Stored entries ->
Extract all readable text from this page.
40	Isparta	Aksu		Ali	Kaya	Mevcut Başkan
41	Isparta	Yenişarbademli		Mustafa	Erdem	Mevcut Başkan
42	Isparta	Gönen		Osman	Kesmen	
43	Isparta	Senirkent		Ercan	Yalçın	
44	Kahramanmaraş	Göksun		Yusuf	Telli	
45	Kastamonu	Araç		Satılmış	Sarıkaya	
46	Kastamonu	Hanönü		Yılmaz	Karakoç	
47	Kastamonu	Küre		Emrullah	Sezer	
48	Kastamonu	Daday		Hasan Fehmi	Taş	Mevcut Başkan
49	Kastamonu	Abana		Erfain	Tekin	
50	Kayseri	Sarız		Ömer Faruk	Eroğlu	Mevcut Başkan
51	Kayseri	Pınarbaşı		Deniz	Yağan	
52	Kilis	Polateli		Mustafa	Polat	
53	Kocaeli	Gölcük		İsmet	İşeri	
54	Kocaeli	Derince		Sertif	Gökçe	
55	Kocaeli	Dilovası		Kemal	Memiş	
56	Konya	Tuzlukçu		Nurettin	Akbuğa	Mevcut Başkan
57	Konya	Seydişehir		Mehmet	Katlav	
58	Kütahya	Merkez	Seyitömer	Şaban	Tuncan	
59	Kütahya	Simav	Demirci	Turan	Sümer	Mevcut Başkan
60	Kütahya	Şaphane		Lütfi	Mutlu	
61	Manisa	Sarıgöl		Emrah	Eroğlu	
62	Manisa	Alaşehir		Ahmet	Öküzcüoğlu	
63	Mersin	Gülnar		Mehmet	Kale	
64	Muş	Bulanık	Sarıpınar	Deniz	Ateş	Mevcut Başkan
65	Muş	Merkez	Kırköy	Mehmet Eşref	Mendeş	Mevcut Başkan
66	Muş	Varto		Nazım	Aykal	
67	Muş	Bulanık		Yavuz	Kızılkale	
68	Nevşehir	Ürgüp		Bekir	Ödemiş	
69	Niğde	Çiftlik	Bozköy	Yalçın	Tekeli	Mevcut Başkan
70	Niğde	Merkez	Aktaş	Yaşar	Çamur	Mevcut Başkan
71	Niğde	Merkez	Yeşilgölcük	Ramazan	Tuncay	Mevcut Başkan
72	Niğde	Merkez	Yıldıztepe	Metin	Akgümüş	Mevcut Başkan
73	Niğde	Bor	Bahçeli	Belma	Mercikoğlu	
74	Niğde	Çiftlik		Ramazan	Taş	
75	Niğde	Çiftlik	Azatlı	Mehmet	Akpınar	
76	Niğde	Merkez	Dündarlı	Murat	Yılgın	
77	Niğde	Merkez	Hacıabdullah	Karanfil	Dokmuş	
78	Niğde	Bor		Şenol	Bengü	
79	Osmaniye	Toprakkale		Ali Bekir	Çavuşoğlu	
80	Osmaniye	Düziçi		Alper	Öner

Task prompt ->
Set out the complete listing exactly as shown.

Solution ->
Extract all readable text from this page.
40	Isparta	Aksu		Ali	Kaya	Mevcut Başkan
41	Isparta	Yenişarbademli		Mustafa	Erdem	Mevcut Başkan
42	Isparta	Gönen		Osman	Kesmen	
43	Isparta	Senirkent		Ercan	Yalçın	
44	Kahramanmaraş	Göksun		Yusuf	Telli	
45	Kastamonu	Araç		Satılmış	Sarıkaya	
46	Kastamonu	Hanönü		Yılmaz	Karakoç	
47	Kastamonu	Küre		Emrullah	Sezer	
48	Kastamonu	Daday		Hasan Fehmi	Taş	Mevcut Başkan
49	Kastamonu	Abana		Erfain	Tekin	
50	Kayseri	Sarız		Ömer Faruk	Eroğlu	Mevcut Başkan
51	Kayseri	Pınarbaşı		Deniz	Yağan	
52	Kilis	Polateli		Mustafa	Polat	
53	Kocaeli	Gölcük		İsmet	İşeri	
54	Kocaeli	Derince		Sertif	Gökçe	
55	Kocaeli	Dilovası		Kemal	Memiş	
56	Konya	Tuzlukçu		Nurettin	Akbuğa	Mevcut Başkan
57	Konya	Seydişehir		Mehmet	Katlav	
58	Kütahya	Merkez	Seyitömer	Şaban	Tuncan	
59	Kütahya	Simav	Demirci	Turan	Sümer	Mevcut Başkan
60	Kütahya	Şaphane		Lütfi	Mutlu	
61	Manisa	Sarıgöl		Emrah	Eroğlu	
62	Manisa	Alaşehir		Ahmet	Öküzcüoğlu	
63	Mersin	Gülnar		Mehmet	Kale	
64	Muş	Bulanık	Sarıpınar	Deniz	Ateş	Mevcut Başkan
65	Muş	Merkez	Kırköy	Mehmet Eşref	Mendeş	Mevcut Başkan
66	Muş	Varto		Nazım	Aykal	
67	Muş	Bulanık		Yavuz	Kızılkale	
68	Nevşehir	Ürgüp		Bekir	Ödemiş	
69	Niğde	Çiftlik	Bozköy	Yalçın	Tekeli	Mevcut Başkan
70	Niğde	Merkez	Aktaş	Yaşar	Çamur	Mevcut Başkan
71	Niğde	Merkez	Yeşilgölcük	Ramazan	Tuncay	Mevcut Başkan
72	Niğde	Merkez	Yıldıztepe	Metin	Akgümüş	Mevcut Başkan
73	Niğde	Bor	Bahçeli	Belma	Mercikoğlu	
74	Niğde	Çiftlik		Ramazan	Taş	
75	Niğde	Çiftlik	Azatlı	Mehmet	Akpınar	
76	Niğde	Merkez	Dündarlı	Murat	Yılgın	
77	Niğde	Merkez	Hacıabdullah	Karanfil	Dokmuş	
78	Niğde	Bor		Şenol	Bengü	
79	Osmaniye	Toprakkale		Ali Bekir	Çavuşoğlu	
80	Osmaniye	Düziçi		Alper	Öner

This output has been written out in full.